---- Fragmento seleccionado

Después de tres años de negociaciones, el gobierno de Boris Johnson firmó el Acuerdo de Retirada con la Unión Europea (UE), que entonces calificó como fantástico. Eso fue en octubre de 2019, pero hoy las exigencias son distintas. Lo que en un principio se promovió como la mejor opción para lograr un tratado comercial, el Proyecto de Ley del Mercado Interno propuesto por el Reino Unido (RU) invalida el acuerdo y equivale a desconocer las obligaciones contraídas con la UE.
Aunque la Cámara de los Lores rechace el proyecto, este fue aprobado por la Cámara de los Comunes en su segunda vuelta el 22 de septiembre, aumentando la tensión que existe con Escocia, donde mayoritariamente se votó a favor de permanecer dentro de la UE. Además, la encuesta más reciente indica que 55% de los escoceses están a favor de la separación del Reino Unido (RU).
Según la UE, al retractarse del acuerdo el RU infringe regulaciones en cuanto a la protección ambiental, los derechos de los trabajadores, el acuerdo fiscal que busca unificar a Europa, el apoyo financiero del Estado a empresas y el transporte de bienes. Para justificar el rechazo del acuerdo, el primer ministro aduce que las enmiendas introducidas por el proyecto son un asunto interno. Sin embargo, hay tres puntos contenciosos para los cuales hasta el momento no existe solución.

--------
---- Material del ejercicio

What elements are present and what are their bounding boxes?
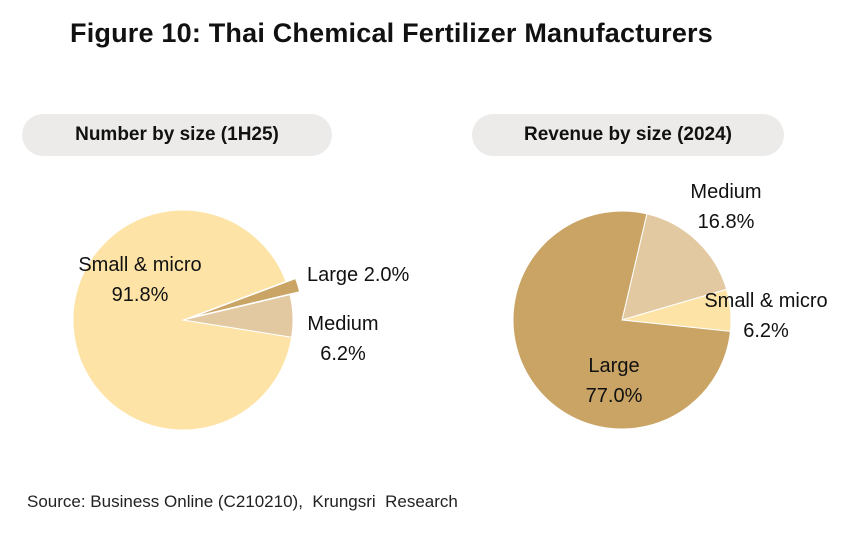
label-small-micro-name: Small & micro — [78, 254, 201, 276]
label-large: Large 2.0% — [307, 264, 410, 286]
label-small-micro-value: 6.2% — [743, 320, 789, 342]
label-medium-name: Medium — [307, 313, 378, 335]
pie-slice-medium — [182, 294, 294, 338]
pie-slice-medium — [621, 213, 728, 321]
pie-slice-small-micro — [72, 209, 293, 431]
figure-title: Figure 10: Thai Chemical Fertilizer Manu… — [70, 18, 713, 48]
label-medium-value: 6.2% — [320, 343, 366, 365]
source-note: Source: Business Online (C210210), Krung… — [27, 492, 458, 511]
label-large-name: Large — [588, 355, 639, 377]
label-small-micro-value: 91.8% — [112, 284, 169, 306]
label-large-value: 77.0% — [586, 385, 643, 407]
label-medium-name: Medium — [690, 181, 761, 203]
pie-number-by-size — [72, 209, 301, 431]
label-medium-value: 16.8% — [698, 211, 755, 233]
pie-revenue-by-size — [512, 210, 732, 430]
label-small-micro-name: Small & micro — [704, 290, 827, 312]
pie-slice-large — [192, 277, 301, 318]
chart-title-revenue: Revenue by size (2024) — [472, 114, 784, 156]
chart-title-number: Number by size (1H25) — [22, 114, 332, 156]
pie-slice-large — [512, 210, 731, 430]
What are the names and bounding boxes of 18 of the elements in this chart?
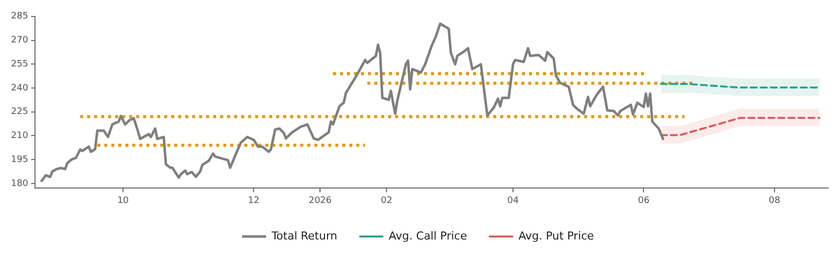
x-tick-label: 10	[117, 196, 130, 206]
legend-label: Avg. Put Price	[518, 229, 594, 242]
legend-label: Total Return	[270, 229, 338, 242]
y-tick-label: 285	[10, 12, 28, 22]
x-tick-label: 02	[380, 196, 392, 206]
y-tick-label: 225	[10, 107, 28, 118]
x-tick-label: 06	[638, 196, 650, 206]
y-tick-label: 195	[10, 154, 28, 165]
y-tick-label: 255	[10, 59, 28, 70]
x-tick-label: 12	[248, 196, 260, 206]
x-tick-label: 04	[507, 196, 520, 206]
y-tick-label: 180	[10, 178, 28, 189]
x-tick-label: 08	[768, 196, 780, 206]
x-tick-label: 2026	[308, 196, 332, 206]
y-tick-label: 270	[10, 36, 28, 46]
y-tick-label: 240	[10, 83, 28, 94]
y-tick-label: 210	[10, 131, 28, 142]
legend-label: Avg. Call Price	[388, 229, 468, 242]
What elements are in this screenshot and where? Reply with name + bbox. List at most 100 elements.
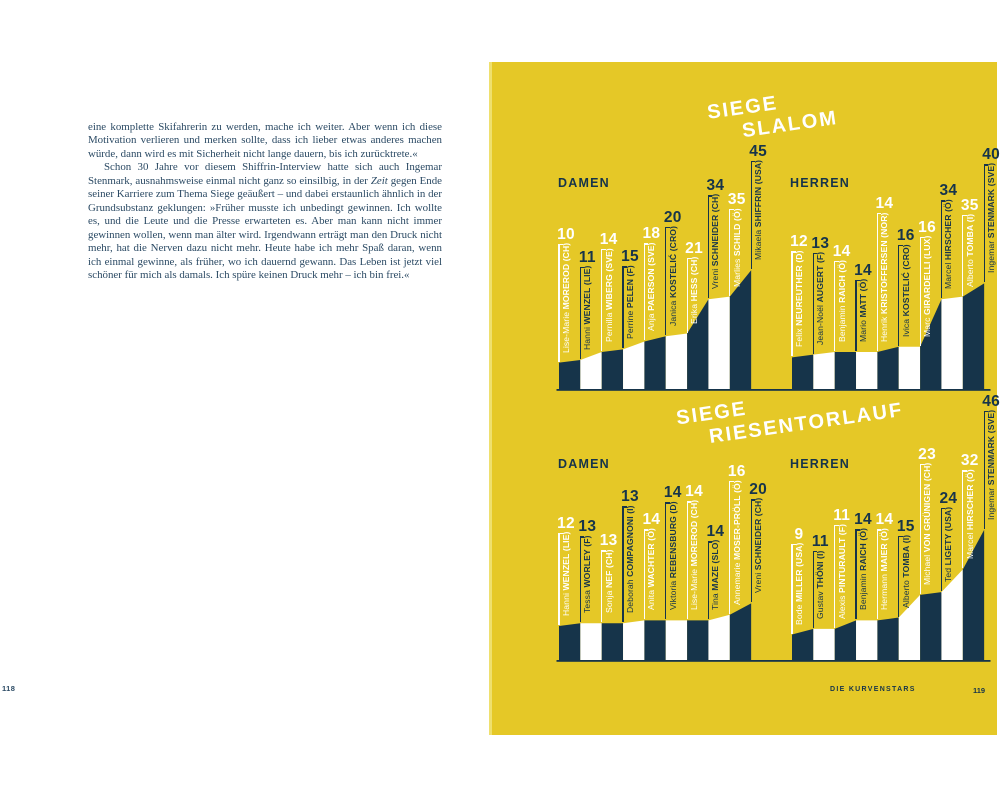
athlete-name: Viktoria REBENSBURG (D) bbox=[668, 502, 679, 611]
leader-hook bbox=[707, 541, 713, 543]
athlete-last-name: STENMARK bbox=[986, 435, 997, 486]
area-stripe bbox=[941, 569, 963, 660]
leader-hook bbox=[834, 261, 839, 263]
leader-hook bbox=[665, 502, 670, 504]
athlete-name: Sonja NEF (CH) bbox=[604, 550, 615, 614]
athlete-first-name: Michael bbox=[922, 554, 933, 585]
area-stripe bbox=[834, 620, 857, 660]
athlete-country-code: Ö bbox=[964, 472, 975, 480]
footer-chapter-title: DIE KURVENSTARS bbox=[830, 686, 916, 693]
athlete-first-name: Hanni bbox=[561, 593, 571, 617]
athlete-country-code: Ö bbox=[646, 531, 657, 539]
athlete-name: Benjamin RAICH (Ö) bbox=[858, 528, 869, 610]
leader-hook bbox=[750, 161, 756, 163]
athlete-value: 32 bbox=[960, 452, 979, 470]
leader-line bbox=[579, 266, 582, 359]
leader-line bbox=[750, 161, 752, 270]
athlete-value: 12 bbox=[557, 515, 575, 533]
athlete-first-name: Viktoria bbox=[667, 581, 678, 611]
athlete-value: 14 bbox=[599, 231, 618, 249]
athlete-value: 14 bbox=[706, 523, 725, 541]
leader-hook bbox=[622, 266, 628, 268]
leader-line bbox=[622, 506, 624, 623]
athlete-value: 10 bbox=[557, 225, 575, 243]
area-stripe bbox=[898, 594, 921, 660]
athlete-name: Ted LIGETY (USA) bbox=[943, 507, 954, 582]
leader-line bbox=[643, 529, 646, 620]
paragraph-1-text: eine komplette Skifahrerin zu werden, ma… bbox=[88, 121, 442, 160]
area-stripe bbox=[601, 623, 624, 660]
leader-hook bbox=[876, 213, 882, 215]
athlete-name: Lise-Marie MOREROD (CH) bbox=[689, 500, 700, 610]
leader-line bbox=[558, 243, 560, 362]
athlete-first-name: Ingemar bbox=[986, 487, 997, 520]
athlete-last-name: WORLEY bbox=[582, 549, 593, 588]
leader-line bbox=[812, 550, 815, 628]
athlete-value: 11 bbox=[811, 532, 829, 550]
athlete-value: 35 bbox=[727, 190, 746, 208]
paragraph-2-post: gegen Ende seiner Karriere zum Thema Sie… bbox=[88, 174, 442, 281]
area-stripe bbox=[729, 603, 752, 660]
athlete-country: (CH) bbox=[603, 549, 614, 569]
athlete-first-name: Benjamin bbox=[858, 573, 869, 611]
leader-hook bbox=[643, 529, 649, 531]
leader-line bbox=[601, 249, 603, 352]
leader-hook bbox=[812, 252, 818, 254]
leader-hook bbox=[558, 533, 563, 535]
athlete-name: Gustav THÖNI (I) bbox=[815, 550, 826, 619]
athlete-country-code: SLO bbox=[710, 542, 721, 561]
leader-hook bbox=[898, 535, 903, 537]
leader-hook bbox=[558, 243, 563, 245]
leader-line bbox=[729, 480, 731, 614]
leader-line bbox=[983, 410, 985, 529]
area-stripe bbox=[898, 346, 921, 389]
athlete-value: 24 bbox=[939, 490, 958, 508]
athlete-country-code: CH bbox=[689, 503, 700, 516]
area-stripe bbox=[813, 628, 835, 660]
area-stripe bbox=[623, 341, 645, 389]
leader-line bbox=[686, 501, 688, 620]
leader-line bbox=[665, 227, 667, 336]
chart-area-siege-riesentorlauf bbox=[556, 529, 991, 662]
area-stripe bbox=[559, 359, 581, 389]
leader-hook bbox=[855, 529, 861, 531]
athlete-country: (CH) bbox=[689, 500, 700, 519]
athlete-value: 11 bbox=[833, 506, 851, 524]
area-stripe bbox=[877, 346, 899, 389]
athlete-value: 11 bbox=[578, 248, 596, 266]
athlete-first-name: Gustav bbox=[815, 591, 826, 619]
leader-hook bbox=[940, 508, 946, 510]
athlete-value: 16 bbox=[727, 462, 746, 480]
athlete-country: (CH) bbox=[753, 498, 764, 517]
athlete-first-name: Marcel bbox=[964, 533, 975, 560]
athlete-value: 9 bbox=[794, 525, 804, 543]
leader-line bbox=[834, 261, 836, 352]
athlete-name: Alberto TOMBA (I) bbox=[901, 534, 912, 607]
area-stripe bbox=[665, 620, 688, 660]
area-stripe bbox=[687, 620, 709, 660]
text-paragraph-2: Schon 30 Jahre vor diesem Shiffrin-Inter… bbox=[88, 161, 442, 282]
leader-hook bbox=[750, 499, 756, 501]
area-stripe bbox=[729, 270, 752, 389]
athlete-value: 18 bbox=[642, 225, 661, 243]
leader-hook bbox=[729, 480, 734, 483]
leader-line bbox=[876, 529, 879, 620]
group-label-damen: DAMEN bbox=[558, 457, 610, 471]
athlete-value: 15 bbox=[896, 517, 915, 535]
leader-line bbox=[876, 213, 879, 352]
chart-baseline bbox=[556, 660, 991, 662]
area-stripe bbox=[941, 296, 963, 389]
leader-line bbox=[665, 502, 667, 620]
athlete-value: 13 bbox=[599, 532, 618, 550]
athlete-value: 14 bbox=[875, 195, 894, 213]
athlete-last-name: MILLER bbox=[794, 568, 804, 602]
leader-line bbox=[855, 280, 857, 352]
area-stripe bbox=[559, 623, 581, 660]
athlete-country-code: Ö bbox=[858, 531, 869, 539]
athlete-last-name: HIRSCHER bbox=[964, 484, 975, 531]
leader-line bbox=[558, 533, 560, 626]
athlete-value: 15 bbox=[621, 248, 639, 266]
paragraph-2-pre: Schon 30 Jahre vor diesem Shiffrin-Inter… bbox=[88, 161, 442, 187]
leader-hook bbox=[962, 470, 967, 472]
area-stripe bbox=[834, 352, 857, 389]
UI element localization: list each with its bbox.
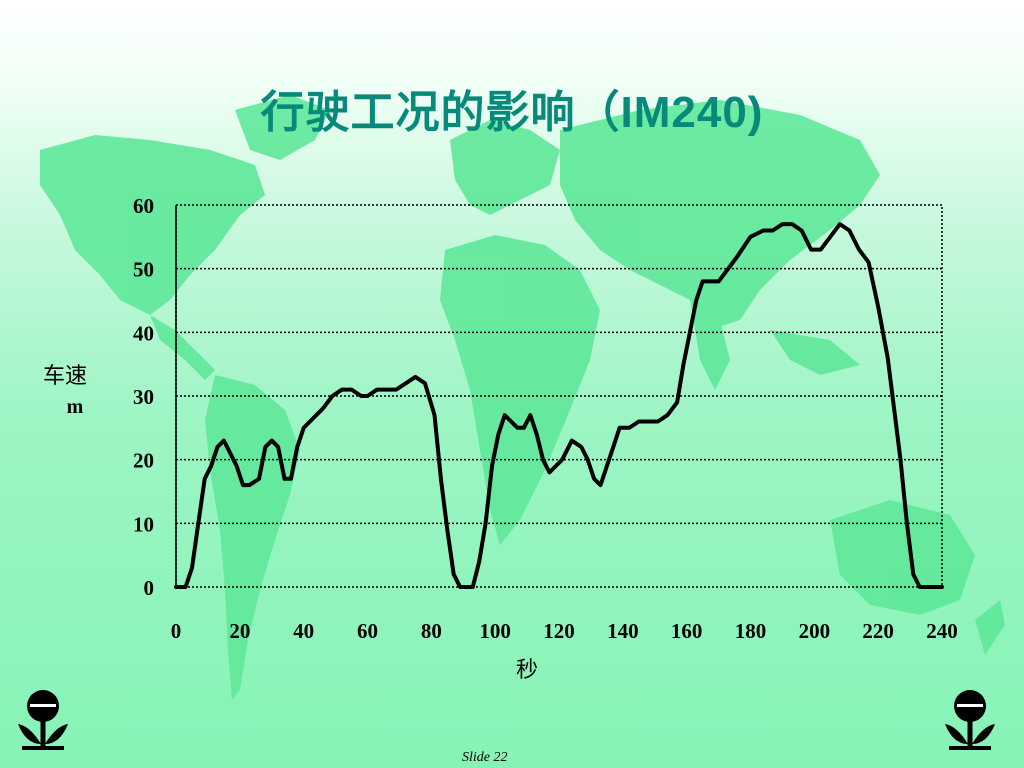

--------

Tareas propuestas:
(1) Transcriba sin cambios las líneas de los registros: comience en la que contiene "label-small-micro-name: Small & micro — [78, 254, 201, 276]" y termine después de la que contiene "What are the names".
(2) Prolongue el fragmento sobre el Proyecto de Ley del Mercado Interno del Reino Unido a partir de su última oración.
El texto y los registros no guardan relación entre sí.

Conjunto de respuestas:
(1)
label-small-micro-name: Small & micro — [78, 254, 201, 276]
label-large: Large 2.0% — [307, 264, 410, 286]
label-small-micro-value: 6.2% — [743, 320, 789, 342]
label-medium-name: Medium — [307, 313, 378, 335]
pie-slice-medium — [182, 294, 294, 338]
pie-slice-medium — [621, 213, 728, 321]
pie-slice-small-micro — [72, 209, 293, 431]
figure-title: Figure 10: Thai Chemical Fertilizer Manu… — [70, 18, 713, 48]
label-medium-value: 6.2% — [320, 343, 366, 365]
source-note: Source: Business Online (C210210), Krung… — [27, 492, 458, 511]
label-large-name: Large — [588, 355, 639, 377]
label-small-micro-value: 91.8% — [112, 284, 169, 306]
label-large-value: 77.0% — [586, 385, 643, 407]
label-medium-name: Medium — [690, 181, 761, 203]
pie-number-by-size — [72, 209, 301, 431]
label-medium-value: 16.8% — [698, 211, 755, 233]
pie-revenue-by-size — [512, 210, 732, 430]
label-small-micro-name: Small & micro — [704, 290, 827, 312]
pie-slice-large — [192, 277, 301, 318]
chart-title-revenue: Revenue by size (2024) — [472, 114, 784, 156]
chart-title-number: Number by size (1H25) — [22, 114, 332, 156]
pie-slice-large — [512, 210, 731, 430]
What are the names and bounding boxes of 18 of the elements in this chart?

(2)
Uno de ellos es la utilización de fondos oficiales en empresas consideradas prioritarias, con el propósito de crear una industria tecnológica capaz de rivalizar con Silicon Valley. Al defender el uso de fondos estatales en empresas consideradas prioritarias, el Proyecto de Ley del Mercado Interno introduce lo que la UE percibe como competencia desleal. El futuro de las empresas no lo decide un decreto político sino el mercado.
El segundo punto contencioso es la reclamación de las aguas territoriales británicas, que se extienden 200 millas náuticas alrededor de la isla, para restringir la entrada de pesqueros europeos que, según la UE, han usufructuado esas aguas mucho antes de que existiera el Brexit, pero que Inglaterra reclama como parte de su soberanía.
El tercer tema, y quizás el más espinoso, es el rechazo de una frontera entre Irlanda del Norte (que también votó mayoritariamente por permanecer en la UE) y el RU, porque impide cualquier tipo de control arancelario. En el acuerdo se contemplaba la frontera entre la UE y el RU en el Mar de Irlanda, lo cual otorgaba a Irlanda del Norte los beneficios de permanecer dentro de los acuerdos arancelarios de la UE sin afectar su pertenencia al RU. Esta opción fue descartada por considerarse una violación de la soberanía territorial, pero el control arancelario sobre mercancías intercambiadas entre Europa y el RU es un problema que exige solución. Al formar Irlanda parte de la UE, no puede permitirse la ausencia de controles entre la República e Irlanda del Norte porque equivaldría a dejar abierto un espacio de contrabando. La otra opción, que fue rechazada durante el gobierno de Theresa May, era situar la frontera entre el norte y el sur de Irlanda, lo cual habría significado volver a los antagonismos que se creían dejados atrás y que podrían arreciar en el contexto del cambio demográfico que favorece la revisión sobre la unificación de Irlanda.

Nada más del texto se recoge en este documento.